Available records:
* * * *

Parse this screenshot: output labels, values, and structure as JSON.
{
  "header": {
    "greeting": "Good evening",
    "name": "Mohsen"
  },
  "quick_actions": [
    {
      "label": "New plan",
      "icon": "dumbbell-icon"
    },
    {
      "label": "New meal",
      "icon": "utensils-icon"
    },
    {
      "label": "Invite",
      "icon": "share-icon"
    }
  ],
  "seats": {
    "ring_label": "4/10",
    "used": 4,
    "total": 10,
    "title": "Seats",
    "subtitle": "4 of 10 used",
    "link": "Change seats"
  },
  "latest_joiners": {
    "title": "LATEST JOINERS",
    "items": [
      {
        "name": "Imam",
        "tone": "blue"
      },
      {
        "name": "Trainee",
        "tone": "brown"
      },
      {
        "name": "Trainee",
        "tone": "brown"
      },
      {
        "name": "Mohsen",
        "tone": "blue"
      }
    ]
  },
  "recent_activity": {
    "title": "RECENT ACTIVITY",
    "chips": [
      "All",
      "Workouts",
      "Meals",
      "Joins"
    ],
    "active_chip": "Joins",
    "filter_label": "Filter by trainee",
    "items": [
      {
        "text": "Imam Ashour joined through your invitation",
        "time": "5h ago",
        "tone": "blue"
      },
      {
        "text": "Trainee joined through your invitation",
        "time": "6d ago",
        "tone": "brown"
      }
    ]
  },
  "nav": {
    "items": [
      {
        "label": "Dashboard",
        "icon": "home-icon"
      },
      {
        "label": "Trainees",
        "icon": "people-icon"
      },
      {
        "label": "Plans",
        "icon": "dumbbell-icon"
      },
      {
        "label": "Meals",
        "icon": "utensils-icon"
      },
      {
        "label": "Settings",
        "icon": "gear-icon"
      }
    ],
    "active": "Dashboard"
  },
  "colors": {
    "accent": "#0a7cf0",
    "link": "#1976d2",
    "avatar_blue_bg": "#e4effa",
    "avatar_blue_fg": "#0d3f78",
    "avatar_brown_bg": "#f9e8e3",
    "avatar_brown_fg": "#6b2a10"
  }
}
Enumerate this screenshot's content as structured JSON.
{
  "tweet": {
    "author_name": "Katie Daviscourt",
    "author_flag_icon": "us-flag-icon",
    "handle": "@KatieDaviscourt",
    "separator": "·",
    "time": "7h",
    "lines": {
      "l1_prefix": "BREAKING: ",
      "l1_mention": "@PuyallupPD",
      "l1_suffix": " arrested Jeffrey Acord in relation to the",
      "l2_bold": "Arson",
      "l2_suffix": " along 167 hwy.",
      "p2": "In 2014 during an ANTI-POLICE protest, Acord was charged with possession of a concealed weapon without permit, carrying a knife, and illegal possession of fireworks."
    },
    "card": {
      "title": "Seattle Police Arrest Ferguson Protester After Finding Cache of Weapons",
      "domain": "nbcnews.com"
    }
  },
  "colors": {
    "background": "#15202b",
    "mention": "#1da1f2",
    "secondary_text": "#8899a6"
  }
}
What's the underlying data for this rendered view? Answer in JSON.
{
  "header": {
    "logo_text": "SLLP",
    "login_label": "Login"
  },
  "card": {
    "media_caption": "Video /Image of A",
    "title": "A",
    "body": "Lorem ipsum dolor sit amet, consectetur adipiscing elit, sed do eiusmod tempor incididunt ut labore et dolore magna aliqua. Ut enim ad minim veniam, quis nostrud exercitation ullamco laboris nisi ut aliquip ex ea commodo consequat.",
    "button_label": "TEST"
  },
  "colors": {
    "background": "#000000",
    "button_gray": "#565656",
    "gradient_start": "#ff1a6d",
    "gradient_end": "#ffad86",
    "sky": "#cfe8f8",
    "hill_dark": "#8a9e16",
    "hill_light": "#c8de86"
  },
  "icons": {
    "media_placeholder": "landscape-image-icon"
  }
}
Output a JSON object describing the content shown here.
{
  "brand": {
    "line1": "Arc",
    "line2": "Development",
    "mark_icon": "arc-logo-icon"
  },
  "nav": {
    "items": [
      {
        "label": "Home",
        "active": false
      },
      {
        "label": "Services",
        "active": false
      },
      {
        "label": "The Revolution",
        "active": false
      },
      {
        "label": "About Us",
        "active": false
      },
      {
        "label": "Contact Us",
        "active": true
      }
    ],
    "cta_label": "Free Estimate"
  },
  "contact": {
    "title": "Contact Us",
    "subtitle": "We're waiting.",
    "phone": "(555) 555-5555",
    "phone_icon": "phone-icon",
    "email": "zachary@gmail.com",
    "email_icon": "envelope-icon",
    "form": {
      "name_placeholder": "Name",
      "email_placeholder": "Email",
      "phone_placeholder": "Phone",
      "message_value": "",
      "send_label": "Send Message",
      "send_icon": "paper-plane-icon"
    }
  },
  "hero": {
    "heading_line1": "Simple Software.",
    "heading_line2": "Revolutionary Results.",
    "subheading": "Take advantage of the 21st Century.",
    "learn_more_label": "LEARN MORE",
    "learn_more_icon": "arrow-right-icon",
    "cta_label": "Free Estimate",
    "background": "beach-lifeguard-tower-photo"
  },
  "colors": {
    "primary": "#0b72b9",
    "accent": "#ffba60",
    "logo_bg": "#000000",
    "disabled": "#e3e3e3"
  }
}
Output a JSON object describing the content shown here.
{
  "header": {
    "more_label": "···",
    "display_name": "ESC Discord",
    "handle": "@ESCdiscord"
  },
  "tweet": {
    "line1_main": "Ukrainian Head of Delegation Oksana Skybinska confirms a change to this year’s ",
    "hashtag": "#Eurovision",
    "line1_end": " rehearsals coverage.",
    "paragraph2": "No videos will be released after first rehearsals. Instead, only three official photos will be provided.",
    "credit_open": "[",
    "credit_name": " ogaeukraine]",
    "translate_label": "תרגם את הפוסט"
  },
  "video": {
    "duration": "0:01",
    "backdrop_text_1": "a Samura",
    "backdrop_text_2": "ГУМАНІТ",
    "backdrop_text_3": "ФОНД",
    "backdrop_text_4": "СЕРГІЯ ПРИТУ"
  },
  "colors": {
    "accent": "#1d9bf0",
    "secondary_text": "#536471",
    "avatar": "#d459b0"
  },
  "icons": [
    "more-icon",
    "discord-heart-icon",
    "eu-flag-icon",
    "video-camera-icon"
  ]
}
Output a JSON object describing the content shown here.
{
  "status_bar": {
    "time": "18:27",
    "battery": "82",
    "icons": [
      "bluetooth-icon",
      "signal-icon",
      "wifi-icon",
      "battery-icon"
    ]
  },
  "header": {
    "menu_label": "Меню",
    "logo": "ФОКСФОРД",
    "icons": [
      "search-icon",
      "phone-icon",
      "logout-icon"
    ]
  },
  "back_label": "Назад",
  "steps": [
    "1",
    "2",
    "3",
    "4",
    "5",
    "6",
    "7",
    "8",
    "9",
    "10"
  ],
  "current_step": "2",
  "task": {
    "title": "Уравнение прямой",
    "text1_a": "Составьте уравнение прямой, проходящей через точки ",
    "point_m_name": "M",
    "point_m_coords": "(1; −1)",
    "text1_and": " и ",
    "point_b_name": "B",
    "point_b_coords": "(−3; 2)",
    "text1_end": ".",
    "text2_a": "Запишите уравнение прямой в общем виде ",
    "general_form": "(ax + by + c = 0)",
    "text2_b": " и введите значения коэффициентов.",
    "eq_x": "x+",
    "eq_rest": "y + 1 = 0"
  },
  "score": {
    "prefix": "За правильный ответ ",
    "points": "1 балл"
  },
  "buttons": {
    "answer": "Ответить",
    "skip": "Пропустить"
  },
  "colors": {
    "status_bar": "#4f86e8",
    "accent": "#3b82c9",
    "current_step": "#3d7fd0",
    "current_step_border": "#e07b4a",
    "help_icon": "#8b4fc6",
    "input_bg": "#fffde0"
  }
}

* * * *

Instructions for the task: Transcribe each entry exactly.

The completed task:
Parse this screenshot: output labels, values, and structure as JSON.
{
  "header": {
    "greeting": "Good evening",
    "name": "Mohsen"
  },
  "quick_actions": [
    {
      "label": "New plan",
      "icon": "dumbbell-icon"
    },
    {
      "label": "New meal",
      "icon": "utensils-icon"
    },
    {
      "label": "Invite",
      "icon": "share-icon"
    }
  ],
  "seats": {
    "ring_label": "4/10",
    "used": 4,
    "total": 10,
    "title": "Seats",
    "subtitle": "4 of 10 used",
    "link": "Change seats"
  },
  "latest_joiners": {
    "title": "LATEST JOINERS",
    "items": [
      {
        "name": "Imam",
        "tone": "blue"
      },
      {
        "name": "Trainee",
        "tone": "brown"
      },
      {
        "name": "Trainee",
        "tone": "brown"
      },
      {
        "name": "Mohsen",
        "tone": "blue"
      }
    ]
  },
  "recent_activity": {
    "title": "RECENT ACTIVITY",
    "chips": [
      "All",
      "Workouts",
      "Meals",
      "Joins"
    ],
    "active_chip": "Joins",
    "filter_label": "Filter by trainee",
    "items": [
      {
        "text": "Imam Ashour joined through your invitation",
        "time": "5h ago",
        "tone": "blue"
      },
      {
        "text": "Trainee joined through your invitation",
        "time": "6d ago",
        "tone": "brown"
      }
    ]
  },
  "nav": {
    "items": [
      {
        "label": "Dashboard",
        "icon": "home-icon"
      },
      {
        "label": "Trainees",
        "icon": "people-icon"
      },
      {
        "label": "Plans",
        "icon": "dumbbell-icon"
      },
      {
        "label": "Meals",
        "icon": "utensils-icon"
      },
      {
        "label": "Settings",
        "icon": "gear-icon"
      }
    ],
    "active": "Dashboard"
  },
  "colors": {
    "accent": "#0a7cf0",
    "link": "#1976d2",
    "avatar_blue_bg": "#e4effa",
    "avatar_blue_fg": "#0d3f78",
    "avatar_brown_bg": "#f9e8e3",
    "avatar_brown_fg": "#6b2a10"
  }
}
Enumerate this screenshot's content as structured JSON.
{
  "tweet": {
    "author_name": "Katie Daviscourt",
    "author_flag_icon": "us-flag-icon",
    "handle": "@KatieDaviscourt",
    "separator": "·",
    "time": "7h",
    "lines": {
      "l1_prefix": "BREAKING: ",
      "l1_mention": "@PuyallupPD",
      "l1_suffix": " arrested Jeffrey Acord in relation to the",
      "l2_bold": "Arson",
      "l2_suffix": " along 167 hwy.",
      "p2": "In 2014 during an ANTI-POLICE protest, Acord was charged with possession of a concealed weapon without permit, carrying a knife, and illegal possession of fireworks."
    },
    "card": {
      "title": "Seattle Police Arrest Ferguson Protester After Finding Cache of Weapons",
      "domain": "nbcnews.com"
    }
  },
  "colors": {
    "background": "#15202b",
    "mention": "#1da1f2",
    "secondary_text": "#8899a6"
  }
}
What's the underlying data for this rendered view? Answer in JSON.
{
  "header": {
    "logo_text": "SLLP",
    "login_label": "Login"
  },
  "card": {
    "media_caption": "Video /Image of A",
    "title": "A",
    "body": "Lorem ipsum dolor sit amet, consectetur adipiscing elit, sed do eiusmod tempor incididunt ut labore et dolore magna aliqua. Ut enim ad minim veniam, quis nostrud exercitation ullamco laboris nisi ut aliquip ex ea commodo consequat.",
    "button_label": "TEST"
  },
  "colors": {
    "background": "#000000",
    "button_gray": "#565656",
    "gradient_start": "#ff1a6d",
    "gradient_end": "#ffad86",
    "sky": "#cfe8f8",
    "hill_dark": "#8a9e16",
    "hill_light": "#c8de86"
  },
  "icons": {
    "media_placeholder": "landscape-image-icon"
  }
}
Output a JSON object describing the content shown here.
{
  "brand": {
    "line1": "Arc",
    "line2": "Development",
    "mark_icon": "arc-logo-icon"
  },
  "nav": {
    "items": [
      {
        "label": "Home",
        "active": false
      },
      {
        "label": "Services",
        "active": false
      },
      {
        "label": "The Revolution",
        "active": false
      },
      {
        "label": "About Us",
        "active": false
      },
      {
        "label": "Contact Us",
        "active": true
      }
    ],
    "cta_label": "Free Estimate"
  },
  "contact": {
    "title": "Contact Us",
    "subtitle": "We're waiting.",
    "phone": "(555) 555-5555",
    "phone_icon": "phone-icon",
    "email": "zachary@gmail.com",
    "email_icon": "envelope-icon",
    "form": {
      "name_placeholder": "Name",
      "email_placeholder": "Email",
      "phone_placeholder": "Phone",
      "message_value": "",
      "send_label": "Send Message",
      "send_icon": "paper-plane-icon"
    }
  },
  "hero": {
    "heading_line1": "Simple Software.",
    "heading_line2": "Revolutionary Results.",
    "subheading": "Take advantage of the 21st Century.",
    "learn_more_label": "LEARN MORE",
    "learn_more_icon": "arrow-right-icon",
    "cta_label": "Free Estimate",
    "background": "beach-lifeguard-tower-photo"
  },
  "colors": {
    "primary": "#0b72b9",
    "accent": "#ffba60",
    "logo_bg": "#000000",
    "disabled": "#e3e3e3"
  }
}
Output a JSON object describing the content shown here.
{
  "header": {
    "more_label": "···",
    "display_name": "ESC Discord",
    "handle": "@ESCdiscord"
  },
  "tweet": {
    "line1_main": "Ukrainian Head of Delegation Oksana Skybinska confirms a change to this year’s ",
    "hashtag": "#Eurovision",
    "line1_end": " rehearsals coverage.",
    "paragraph2": "No videos will be released after first rehearsals. Instead, only three official photos will be provided.",
    "credit_open": "[",
    "credit_name": " ogaeukraine]",
    "translate_label": "תרגם את הפוסט"
  },
  "video": {
    "duration": "0:01",
    "backdrop_text_1": "a Samura",
    "backdrop_text_2": "ГУМАНІТ",
    "backdrop_text_3": "ФОНД",
    "backdrop_text_4": "СЕРГІЯ ПРИТУ"
  },
  "colors": {
    "accent": "#1d9bf0",
    "secondary_text": "#536471",
    "avatar": "#d459b0"
  },
  "icons": [
    "more-icon",
    "discord-heart-icon",
    "eu-flag-icon",
    "video-camera-icon"
  ]
}
Output a JSON object describing the content shown here.
{
  "status_bar": {
    "time": "18:27",
    "battery": "82",
    "icons": [
      "bluetooth-icon",
      "signal-icon",
      "wifi-icon",
      "battery-icon"
    ]
  },
  "header": {
    "menu_label": "Меню",
    "logo": "ФОКСФОРД",
    "icons": [
      "search-icon",
      "phone-icon",
      "logout-icon"
    ]
  },
  "back_label": "Назад",
  "steps": [
    "1",
    "2",
    "3",
    "4",
    "5",
    "6",
    "7",
    "8",
    "9",
    "10"
  ],
  "current_step": "2",
  "task": {
    "title": "Уравнение прямой",
    "text1_a": "Составьте уравнение прямой, проходящей через точки ",
    "point_m_name": "M",
    "point_m_coords": "(1; −1)",
    "text1_and": " и ",
    "point_b_name": "B",
    "point_b_coords": "(−3; 2)",
    "text1_end": ".",
    "text2_a": "Запишите уравнение прямой в общем виде ",
    "general_form": "(ax + by + c = 0)",
    "text2_b": " и введите значения коэффициентов.",
    "eq_x": "x+",
    "eq_rest": "y + 1 = 0"
  },
  "score": {
    "prefix": "За правильный ответ ",
    "points": "1 балл"
  },
  "buttons": {
    "answer": "Ответить",
    "skip": "Пропустить"
  },
  "colors": {
    "status_bar": "#4f86e8",
    "accent": "#3b82c9",
    "current_step": "#3d7fd0",
    "current_step_border": "#e07b4a",
    "help_icon": "#8b4fc6",
    "input_bg": "#fffde0"
  }
}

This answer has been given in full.